──────── Records for the exercise

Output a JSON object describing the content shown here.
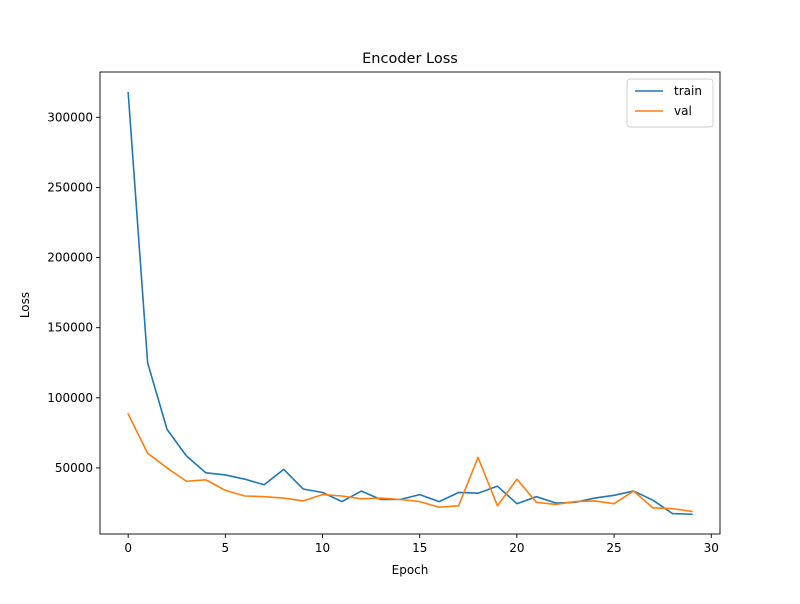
{
  "chart_data": {
    "type": "line",
    "title": "Encoder Loss",
    "xlabel": "Epoch",
    "ylabel": "Loss",
    "xlim": [
      -1.45,
      30.45
    ],
    "ylim": [
      2900,
      332300
    ],
    "x_ticks": [
      0,
      5,
      10,
      15,
      20,
      25,
      30
    ],
    "y_ticks": [
      50000,
      100000,
      150000,
      200000,
      250000,
      300000
    ],
    "grid": false,
    "legend_position": "top-right",
    "x": [
      0,
      1,
      2,
      3,
      4,
      5,
      6,
      7,
      8,
      9,
      10,
      11,
      12,
      13,
      14,
      15,
      16,
      17,
      18,
      19,
      20,
      21,
      22,
      23,
      24,
      25,
      26,
      27,
      28,
      29
    ],
    "series": [
      {
        "name": "train",
        "color": "#1f77b4",
        "values": [
          317500,
          125000,
          77500,
          58500,
          46500,
          45000,
          42000,
          38000,
          49000,
          35000,
          32500,
          26000,
          33500,
          27500,
          27500,
          31000,
          26000,
          32500,
          32000,
          37000,
          24500,
          29500,
          25000,
          25500,
          28500,
          30500,
          33500,
          27000,
          17500,
          17000
        ]
      },
      {
        "name": "val",
        "color": "#ff7f0e",
        "values": [
          88500,
          60500,
          50000,
          40500,
          41500,
          34000,
          30000,
          29500,
          28500,
          26500,
          31000,
          30000,
          28000,
          28500,
          27500,
          26000,
          22000,
          23000,
          57500,
          23000,
          42000,
          25500,
          24000,
          26000,
          26500,
          24500,
          33500,
          21500,
          21000,
          19000
        ]
      }
    ]
  }
}
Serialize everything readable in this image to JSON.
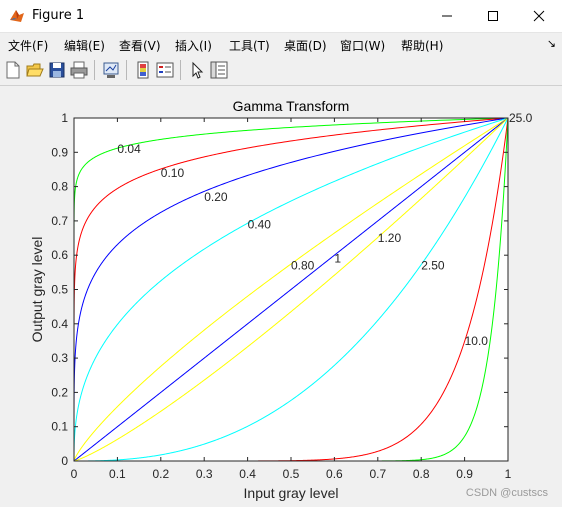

────────────────

## What is required
In your copy, leave out the pictures and reproduce the material above exactly.

## Correct response
Output a JSON object describing the content shown here.
{
  "chart_data": {
    "type": "line",
    "title": "Encoder Loss",
    "xlabel": "Epoch",
    "ylabel": "Loss",
    "xlim": [
      -1.45,
      30.45
    ],
    "ylim": [
      2900,
      332300
    ],
    "x_ticks": [
      0,
      5,
      10,
      15,
      20,
      25,
      30
    ],
    "y_ticks": [
      50000,
      100000,
      150000,
      200000,
      250000,
      300000
    ],
    "grid": false,
    "legend_position": "top-right",
    "x": [
      0,
      1,
      2,
      3,
      4,
      5,
      6,
      7,
      8,
      9,
      10,
      11,
      12,
      13,
      14,
      15,
      16,
      17,
      18,
      19,
      20,
      21,
      22,
      23,
      24,
      25,
      26,
      27,
      28,
      29
    ],
    "series": [
      {
        "name": "train",
        "color": "#1f77b4",
        "values": [
          317500,
          125000,
          77500,
          58500,
          46500,
          45000,
          42000,
          38000,
          49000,
          35000,
          32500,
          26000,
          33500,
          27500,
          27500,
          31000,
          26000,
          32500,
          32000,
          37000,
          24500,
          29500,
          25000,
          25500,
          28500,
          30500,
          33500,
          27000,
          17500,
          17000
        ]
      },
      {
        "name": "val",
        "color": "#ff7f0e",
        "values": [
          88500,
          60500,
          50000,
          40500,
          41500,
          34000,
          30000,
          29500,
          28500,
          26500,
          31000,
          30000,
          28000,
          28500,
          27500,
          26000,
          22000,
          23000,
          57500,
          23000,
          42000,
          25500,
          24000,
          26000,
          26500,
          24500,
          33500,
          21500,
          21000,
          19000
        ]
      }
    ]
  }
}
Serialize everything readable in this image to JSON.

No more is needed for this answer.